§ **Provided information**:
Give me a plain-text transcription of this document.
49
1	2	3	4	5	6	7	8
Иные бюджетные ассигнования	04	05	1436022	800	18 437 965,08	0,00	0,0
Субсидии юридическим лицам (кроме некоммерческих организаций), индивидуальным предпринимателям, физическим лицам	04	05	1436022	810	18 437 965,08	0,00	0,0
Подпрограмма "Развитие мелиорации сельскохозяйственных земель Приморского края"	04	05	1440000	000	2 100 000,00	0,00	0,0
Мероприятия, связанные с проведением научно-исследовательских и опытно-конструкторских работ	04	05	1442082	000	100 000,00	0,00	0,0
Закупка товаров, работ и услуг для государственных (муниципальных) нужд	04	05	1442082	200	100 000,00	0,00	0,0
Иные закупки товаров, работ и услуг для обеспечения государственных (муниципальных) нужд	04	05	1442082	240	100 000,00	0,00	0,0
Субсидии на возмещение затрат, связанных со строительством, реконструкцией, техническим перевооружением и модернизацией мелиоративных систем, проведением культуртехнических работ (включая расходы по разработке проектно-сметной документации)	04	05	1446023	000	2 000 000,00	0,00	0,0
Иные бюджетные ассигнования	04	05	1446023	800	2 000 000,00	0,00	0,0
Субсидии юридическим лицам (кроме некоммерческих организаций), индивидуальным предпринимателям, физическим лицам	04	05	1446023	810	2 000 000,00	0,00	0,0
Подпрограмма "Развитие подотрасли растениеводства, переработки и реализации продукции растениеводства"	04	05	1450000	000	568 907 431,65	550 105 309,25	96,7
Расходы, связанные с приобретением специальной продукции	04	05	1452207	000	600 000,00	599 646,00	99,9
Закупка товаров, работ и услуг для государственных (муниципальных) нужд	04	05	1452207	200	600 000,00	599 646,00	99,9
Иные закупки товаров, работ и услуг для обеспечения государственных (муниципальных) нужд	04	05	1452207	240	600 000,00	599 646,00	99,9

§ **Required task**: Retype all of the material, keeping each line exact.

§ **Correct response**:
Give me a plain-text transcription of this document.
49
1	2	3	4	5	6	7	8
Иные бюджетные ассигнования	04	05	1436022	800	18 437 965,08	0,00	0,0
Субсидии юридическим лицам (кроме некоммерческих организаций), индивидуальным предпринимателям, физическим лицам	04	05	1436022	810	18 437 965,08	0,00	0,0
Подпрограмма "Развитие мелиорации сельскохозяйственных земель Приморского края"	04	05	1440000	000	2 100 000,00	0,00	0,0
Мероприятия, связанные с проведением научно-исследовательских и опытно-конструкторских работ	04	05	1442082	000	100 000,00	0,00	0,0
Закупка товаров, работ и услуг для государственных (муниципальных) нужд	04	05	1442082	200	100 000,00	0,00	0,0
Иные закупки товаров, работ и услуг для обеспечения государственных (муниципальных) нужд	04	05	1442082	240	100 000,00	0,00	0,0
Субсидии на возмещение затрат, связанных со строительством, реконструкцией, техническим перевооружением и модернизацией мелиоративных систем, проведением культуртехнических работ (включая расходы по разработке проектно-сметной документации)	04	05	1446023	000	2 000 000,00	0,00	0,0
Иные бюджетные ассигнования	04	05	1446023	800	2 000 000,00	0,00	0,0
Субсидии юридическим лицам (кроме некоммерческих организаций), индивидуальным предпринимателям, физическим лицам	04	05	1446023	810	2 000 000,00	0,00	0,0
Подпрограмма "Развитие подотрасли растениеводства, переработки и реализации продукции растениеводства"	04	05	1450000	000	568 907 431,65	550 105 309,25	96,7
Расходы, связанные с приобретением специальной продукции	04	05	1452207	000	600 000,00	599 646,00	99,9
Закупка товаров, работ и услуг для государственных (муниципальных) нужд	04	05	1452207	200	600 000,00	599 646,00	99,9
Иные закупки товаров, работ и услуг для обеспечения государственных (муниципальных) нужд	04	05	1452207	240	600 000,00	599 646,00	99,9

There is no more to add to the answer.